═══ SOURCE DATA ═══

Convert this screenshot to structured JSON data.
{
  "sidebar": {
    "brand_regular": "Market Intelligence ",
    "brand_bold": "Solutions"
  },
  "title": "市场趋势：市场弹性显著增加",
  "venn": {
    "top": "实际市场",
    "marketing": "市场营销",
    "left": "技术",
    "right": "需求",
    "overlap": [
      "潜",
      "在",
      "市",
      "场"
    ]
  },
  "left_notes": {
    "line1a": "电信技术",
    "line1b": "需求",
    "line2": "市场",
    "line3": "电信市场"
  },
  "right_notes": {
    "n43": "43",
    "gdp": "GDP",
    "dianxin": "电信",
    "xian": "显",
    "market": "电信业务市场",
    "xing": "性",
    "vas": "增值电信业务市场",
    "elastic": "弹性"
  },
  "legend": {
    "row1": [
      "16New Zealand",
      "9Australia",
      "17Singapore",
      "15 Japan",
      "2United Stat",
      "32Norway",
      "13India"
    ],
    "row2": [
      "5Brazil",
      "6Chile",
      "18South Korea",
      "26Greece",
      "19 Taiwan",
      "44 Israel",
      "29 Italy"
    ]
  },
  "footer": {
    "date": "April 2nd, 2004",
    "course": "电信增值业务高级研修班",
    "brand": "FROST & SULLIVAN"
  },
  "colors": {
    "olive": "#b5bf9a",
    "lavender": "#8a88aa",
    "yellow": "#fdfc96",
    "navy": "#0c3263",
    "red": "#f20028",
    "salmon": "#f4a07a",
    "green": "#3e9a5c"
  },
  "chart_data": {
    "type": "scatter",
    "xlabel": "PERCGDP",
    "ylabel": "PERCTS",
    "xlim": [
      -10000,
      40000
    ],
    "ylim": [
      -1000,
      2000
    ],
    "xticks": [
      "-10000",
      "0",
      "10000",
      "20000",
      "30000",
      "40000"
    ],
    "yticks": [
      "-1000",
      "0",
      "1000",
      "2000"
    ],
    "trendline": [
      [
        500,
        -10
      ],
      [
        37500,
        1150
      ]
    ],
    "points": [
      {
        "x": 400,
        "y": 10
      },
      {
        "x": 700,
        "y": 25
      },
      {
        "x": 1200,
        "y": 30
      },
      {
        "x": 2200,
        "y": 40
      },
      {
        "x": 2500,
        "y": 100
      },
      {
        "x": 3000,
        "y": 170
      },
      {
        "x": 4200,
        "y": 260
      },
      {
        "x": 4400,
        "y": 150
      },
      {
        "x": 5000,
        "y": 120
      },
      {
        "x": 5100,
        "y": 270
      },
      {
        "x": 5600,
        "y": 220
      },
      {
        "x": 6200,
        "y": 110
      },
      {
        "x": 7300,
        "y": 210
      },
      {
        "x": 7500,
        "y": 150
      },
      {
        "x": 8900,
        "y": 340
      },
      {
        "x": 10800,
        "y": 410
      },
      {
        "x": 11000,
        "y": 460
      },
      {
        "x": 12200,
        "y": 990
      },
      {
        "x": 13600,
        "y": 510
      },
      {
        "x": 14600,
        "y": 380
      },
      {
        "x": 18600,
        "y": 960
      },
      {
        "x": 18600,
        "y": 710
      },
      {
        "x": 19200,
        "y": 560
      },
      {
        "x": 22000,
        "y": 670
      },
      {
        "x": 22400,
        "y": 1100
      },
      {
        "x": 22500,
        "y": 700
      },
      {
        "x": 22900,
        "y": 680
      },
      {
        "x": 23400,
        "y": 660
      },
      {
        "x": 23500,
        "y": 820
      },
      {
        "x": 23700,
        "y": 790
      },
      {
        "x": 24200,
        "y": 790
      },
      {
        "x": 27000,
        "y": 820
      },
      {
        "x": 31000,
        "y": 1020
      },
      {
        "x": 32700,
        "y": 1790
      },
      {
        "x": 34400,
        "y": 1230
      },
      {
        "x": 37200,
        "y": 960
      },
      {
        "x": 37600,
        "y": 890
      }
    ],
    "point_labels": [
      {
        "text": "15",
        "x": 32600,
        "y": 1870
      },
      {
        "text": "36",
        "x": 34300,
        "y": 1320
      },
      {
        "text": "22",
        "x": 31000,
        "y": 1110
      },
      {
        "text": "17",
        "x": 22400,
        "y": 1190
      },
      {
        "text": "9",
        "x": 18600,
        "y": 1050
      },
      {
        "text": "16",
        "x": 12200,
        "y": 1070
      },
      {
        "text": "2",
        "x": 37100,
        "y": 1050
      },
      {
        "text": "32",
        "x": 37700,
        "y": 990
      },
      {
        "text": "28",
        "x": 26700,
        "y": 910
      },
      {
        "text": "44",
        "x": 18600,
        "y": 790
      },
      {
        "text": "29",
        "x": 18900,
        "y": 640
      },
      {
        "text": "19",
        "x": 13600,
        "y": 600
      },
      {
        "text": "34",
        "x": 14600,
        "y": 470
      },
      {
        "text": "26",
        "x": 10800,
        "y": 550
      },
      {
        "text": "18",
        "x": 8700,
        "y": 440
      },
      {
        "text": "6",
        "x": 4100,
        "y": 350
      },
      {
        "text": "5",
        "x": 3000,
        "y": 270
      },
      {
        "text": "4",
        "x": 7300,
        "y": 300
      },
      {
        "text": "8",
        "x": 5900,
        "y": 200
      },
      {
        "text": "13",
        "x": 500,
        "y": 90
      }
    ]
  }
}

═══

WHAT YOU NEED TO DO>
Write out the data again, exactly and in full.

EXERCISE ANSWER>
Convert this screenshot to structured JSON data.
{
  "sidebar": {
    "brand_regular": "Market Intelligence ",
    "brand_bold": "Solutions"
  },
  "title": "市场趋势：市场弹性显著增加",
  "venn": {
    "top": "实际市场",
    "marketing": "市场营销",
    "left": "技术",
    "right": "需求",
    "overlap": [
      "潜",
      "在",
      "市",
      "场"
    ]
  },
  "left_notes": {
    "line1a": "电信技术",
    "line1b": "需求",
    "line2": "市场",
    "line3": "电信市场"
  },
  "right_notes": {
    "n43": "43",
    "gdp": "GDP",
    "dianxin": "电信",
    "xian": "显",
    "market": "电信业务市场",
    "xing": "性",
    "vas": "增值电信业务市场",
    "elastic": "弹性"
  },
  "legend": {
    "row1": [
      "16New Zealand",
      "9Australia",
      "17Singapore",
      "15 Japan",
      "2United Stat",
      "32Norway",
      "13India"
    ],
    "row2": [
      "5Brazil",
      "6Chile",
      "18South Korea",
      "26Greece",
      "19 Taiwan",
      "44 Israel",
      "29 Italy"
    ]
  },
  "footer": {
    "date": "April 2nd, 2004",
    "course": "电信增值业务高级研修班",
    "brand": "FROST & SULLIVAN"
  },
  "colors": {
    "olive": "#b5bf9a",
    "lavender": "#8a88aa",
    "yellow": "#fdfc96",
    "navy": "#0c3263",
    "red": "#f20028",
    "salmon": "#f4a07a",
    "green": "#3e9a5c"
  },
  "chart_data": {
    "type": "scatter",
    "xlabel": "PERCGDP",
    "ylabel": "PERCTS",
    "xlim": [
      -10000,
      40000
    ],
    "ylim": [
      -1000,
      2000
    ],
    "xticks": [
      "-10000",
      "0",
      "10000",
      "20000",
      "30000",
      "40000"
    ],
    "yticks": [
      "-1000",
      "0",
      "1000",
      "2000"
    ],
    "trendline": [
      [
        500,
        -10
      ],
      [
        37500,
        1150
      ]
    ],
    "points": [
      {
        "x": 400,
        "y": 10
      },
      {
        "x": 700,
        "y": 25
      },
      {
        "x": 1200,
        "y": 30
      },
      {
        "x": 2200,
        "y": 40
      },
      {
        "x": 2500,
        "y": 100
      },
      {
        "x": 3000,
        "y": 170
      },
      {
        "x": 4200,
        "y": 260
      },
      {
        "x": 4400,
        "y": 150
      },
      {
        "x": 5000,
        "y": 120
      },
      {
        "x": 5100,
        "y": 270
      },
      {
        "x": 5600,
        "y": 220
      },
      {
        "x": 6200,
        "y": 110
      },
      {
        "x": 7300,
        "y": 210
      },
      {
        "x": 7500,
        "y": 150
      },
      {
        "x": 8900,
        "y": 340
      },
      {
        "x": 10800,
        "y": 410
      },
      {
        "x": 11000,
        "y": 460
      },
      {
        "x": 12200,
        "y": 990
      },
      {
        "x": 13600,
        "y": 510
      },
      {
        "x": 14600,
        "y": 380
      },
      {
        "x": 18600,
        "y": 960
      },
      {
        "x": 18600,
        "y": 710
      },
      {
        "x": 19200,
        "y": 560
      },
      {
        "x": 22000,
        "y": 670
      },
      {
        "x": 22400,
        "y": 1100
      },
      {
        "x": 22500,
        "y": 700
      },
      {
        "x": 22900,
        "y": 680
      },
      {
        "x": 23400,
        "y": 660
      },
      {
        "x": 23500,
        "y": 820
      },
      {
        "x": 23700,
        "y": 790
      },
      {
        "x": 24200,
        "y": 790
      },
      {
        "x": 27000,
        "y": 820
      },
      {
        "x": 31000,
        "y": 1020
      },
      {
        "x": 32700,
        "y": 1790
      },
      {
        "x": 34400,
        "y": 1230
      },
      {
        "x": 37200,
        "y": 960
      },
      {
        "x": 37600,
        "y": 890
      }
    ],
    "point_labels": [
      {
        "text": "15",
        "x": 32600,
        "y": 1870
      },
      {
        "text": "36",
        "x": 34300,
        "y": 1320
      },
      {
        "text": "22",
        "x": 31000,
        "y": 1110
      },
      {
        "text": "17",
        "x": 22400,
        "y": 1190
      },
      {
        "text": "9",
        "x": 18600,
        "y": 1050
      },
      {
        "text": "16",
        "x": 12200,
        "y": 1070
      },
      {
        "text": "2",
        "x": 37100,
        "y": 1050
      },
      {
        "text": "32",
        "x": 37700,
        "y": 990
      },
      {
        "text": "28",
        "x": 26700,
        "y": 910
      },
      {
        "text": "44",
        "x": 18600,
        "y": 790
      },
      {
        "text": "29",
        "x": 18900,
        "y": 640
      },
      {
        "text": "19",
        "x": 13600,
        "y": 600
      },
      {
        "text": "34",
        "x": 14600,
        "y": 470
      },
      {
        "text": "26",
        "x": 10800,
        "y": 550
      },
      {
        "text": "18",
        "x": 8700,
        "y": 440
      },
      {
        "text": "6",
        "x": 4100,
        "y": 350
      },
      {
        "text": "5",
        "x": 3000,
        "y": 270
      },
      {
        "text": "4",
        "x": 7300,
        "y": 300
      },
      {
        "text": "8",
        "x": 5900,
        "y": 200
      },
      {
        "text": "13",
        "x": 500,
        "y": 90
      }
    ]
  }
}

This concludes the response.